Filter for the word "Modifica" and keep each matching line.

================================

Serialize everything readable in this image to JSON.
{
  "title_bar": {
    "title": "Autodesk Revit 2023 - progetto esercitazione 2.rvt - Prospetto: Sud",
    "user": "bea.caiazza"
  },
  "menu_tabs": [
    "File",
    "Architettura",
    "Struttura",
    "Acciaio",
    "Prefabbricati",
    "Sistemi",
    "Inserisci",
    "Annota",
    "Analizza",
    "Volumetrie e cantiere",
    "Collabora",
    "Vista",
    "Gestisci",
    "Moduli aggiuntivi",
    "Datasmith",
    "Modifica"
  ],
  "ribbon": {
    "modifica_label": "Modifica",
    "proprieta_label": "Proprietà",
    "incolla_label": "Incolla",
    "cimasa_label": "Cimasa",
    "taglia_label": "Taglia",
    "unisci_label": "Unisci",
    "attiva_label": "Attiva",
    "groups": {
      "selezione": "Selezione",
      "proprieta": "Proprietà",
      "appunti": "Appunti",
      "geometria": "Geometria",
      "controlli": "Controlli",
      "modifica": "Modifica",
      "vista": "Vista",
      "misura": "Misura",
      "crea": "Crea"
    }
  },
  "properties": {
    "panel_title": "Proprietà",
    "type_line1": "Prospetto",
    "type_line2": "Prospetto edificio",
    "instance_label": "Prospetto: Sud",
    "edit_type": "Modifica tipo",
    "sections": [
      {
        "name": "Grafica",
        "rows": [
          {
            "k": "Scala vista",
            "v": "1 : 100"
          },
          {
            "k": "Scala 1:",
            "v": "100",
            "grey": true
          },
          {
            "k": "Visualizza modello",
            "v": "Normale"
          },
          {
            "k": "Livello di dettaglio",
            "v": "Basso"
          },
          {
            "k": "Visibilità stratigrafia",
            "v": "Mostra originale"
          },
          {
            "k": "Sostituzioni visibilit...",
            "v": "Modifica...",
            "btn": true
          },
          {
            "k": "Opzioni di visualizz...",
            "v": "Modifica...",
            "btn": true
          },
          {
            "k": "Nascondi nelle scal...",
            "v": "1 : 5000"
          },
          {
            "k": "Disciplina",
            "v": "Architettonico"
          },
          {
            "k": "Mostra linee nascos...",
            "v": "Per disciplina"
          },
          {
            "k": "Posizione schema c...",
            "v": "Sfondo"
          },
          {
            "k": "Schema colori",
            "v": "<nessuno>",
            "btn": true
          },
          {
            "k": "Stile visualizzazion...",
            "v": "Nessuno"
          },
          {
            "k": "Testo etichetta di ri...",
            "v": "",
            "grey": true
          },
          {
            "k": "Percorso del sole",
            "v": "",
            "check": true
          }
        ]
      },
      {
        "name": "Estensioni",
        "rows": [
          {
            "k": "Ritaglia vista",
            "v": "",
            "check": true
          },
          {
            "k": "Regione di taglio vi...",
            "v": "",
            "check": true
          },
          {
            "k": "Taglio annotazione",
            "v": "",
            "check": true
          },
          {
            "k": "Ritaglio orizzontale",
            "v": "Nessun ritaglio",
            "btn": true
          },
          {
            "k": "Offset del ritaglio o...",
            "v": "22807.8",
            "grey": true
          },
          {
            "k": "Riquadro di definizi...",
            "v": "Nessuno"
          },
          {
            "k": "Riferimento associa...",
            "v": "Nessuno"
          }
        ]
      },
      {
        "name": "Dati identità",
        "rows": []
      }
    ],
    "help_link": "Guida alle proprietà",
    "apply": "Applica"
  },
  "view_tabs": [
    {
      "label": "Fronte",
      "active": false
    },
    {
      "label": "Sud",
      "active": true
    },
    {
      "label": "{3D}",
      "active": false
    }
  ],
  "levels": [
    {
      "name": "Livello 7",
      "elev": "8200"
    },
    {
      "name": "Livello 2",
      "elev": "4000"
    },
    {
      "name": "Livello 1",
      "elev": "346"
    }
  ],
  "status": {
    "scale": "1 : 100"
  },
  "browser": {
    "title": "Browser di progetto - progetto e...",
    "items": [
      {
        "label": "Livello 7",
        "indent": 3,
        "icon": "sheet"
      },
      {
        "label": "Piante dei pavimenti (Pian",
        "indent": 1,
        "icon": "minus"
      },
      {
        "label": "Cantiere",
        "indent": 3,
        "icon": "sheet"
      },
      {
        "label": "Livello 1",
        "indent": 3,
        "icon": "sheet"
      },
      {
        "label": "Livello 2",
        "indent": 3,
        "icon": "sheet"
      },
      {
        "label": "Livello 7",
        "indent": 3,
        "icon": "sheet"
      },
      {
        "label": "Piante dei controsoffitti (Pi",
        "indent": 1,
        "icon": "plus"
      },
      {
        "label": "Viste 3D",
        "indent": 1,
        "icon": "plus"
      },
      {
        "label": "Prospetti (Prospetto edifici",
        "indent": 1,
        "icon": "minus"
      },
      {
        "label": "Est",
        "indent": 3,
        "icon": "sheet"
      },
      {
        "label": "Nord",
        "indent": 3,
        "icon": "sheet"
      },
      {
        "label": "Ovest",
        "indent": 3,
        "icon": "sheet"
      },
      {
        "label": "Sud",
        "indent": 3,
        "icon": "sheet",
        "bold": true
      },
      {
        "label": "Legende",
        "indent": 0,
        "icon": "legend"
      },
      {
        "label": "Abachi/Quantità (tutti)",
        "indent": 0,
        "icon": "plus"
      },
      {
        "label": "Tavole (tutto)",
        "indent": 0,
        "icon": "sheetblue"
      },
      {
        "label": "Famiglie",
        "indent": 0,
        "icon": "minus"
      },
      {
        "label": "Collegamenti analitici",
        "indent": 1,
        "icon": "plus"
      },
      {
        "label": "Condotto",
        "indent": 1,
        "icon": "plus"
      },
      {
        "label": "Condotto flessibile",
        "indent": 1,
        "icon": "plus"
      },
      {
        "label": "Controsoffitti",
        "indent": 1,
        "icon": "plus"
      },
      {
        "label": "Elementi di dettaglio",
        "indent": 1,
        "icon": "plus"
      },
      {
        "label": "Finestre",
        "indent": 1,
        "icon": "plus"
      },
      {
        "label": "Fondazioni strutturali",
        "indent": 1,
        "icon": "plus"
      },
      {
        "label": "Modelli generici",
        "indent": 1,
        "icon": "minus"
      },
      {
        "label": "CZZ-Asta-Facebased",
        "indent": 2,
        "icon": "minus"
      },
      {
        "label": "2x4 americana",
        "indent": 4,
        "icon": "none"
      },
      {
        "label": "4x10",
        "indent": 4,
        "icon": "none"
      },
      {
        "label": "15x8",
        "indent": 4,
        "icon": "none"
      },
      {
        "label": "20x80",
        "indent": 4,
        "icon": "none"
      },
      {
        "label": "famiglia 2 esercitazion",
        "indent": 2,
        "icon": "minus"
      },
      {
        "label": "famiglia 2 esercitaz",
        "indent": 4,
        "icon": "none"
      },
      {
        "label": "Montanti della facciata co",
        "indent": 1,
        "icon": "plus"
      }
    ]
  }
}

================================

§ **EXPECTED OUTPUT**
    "Modifica"
    "modifica_label": "Modifica",
      "modifica": "Modifica",
    "edit_type": "Modifica tipo",
            "v": "Modifica...",
            "v": "Modifica...",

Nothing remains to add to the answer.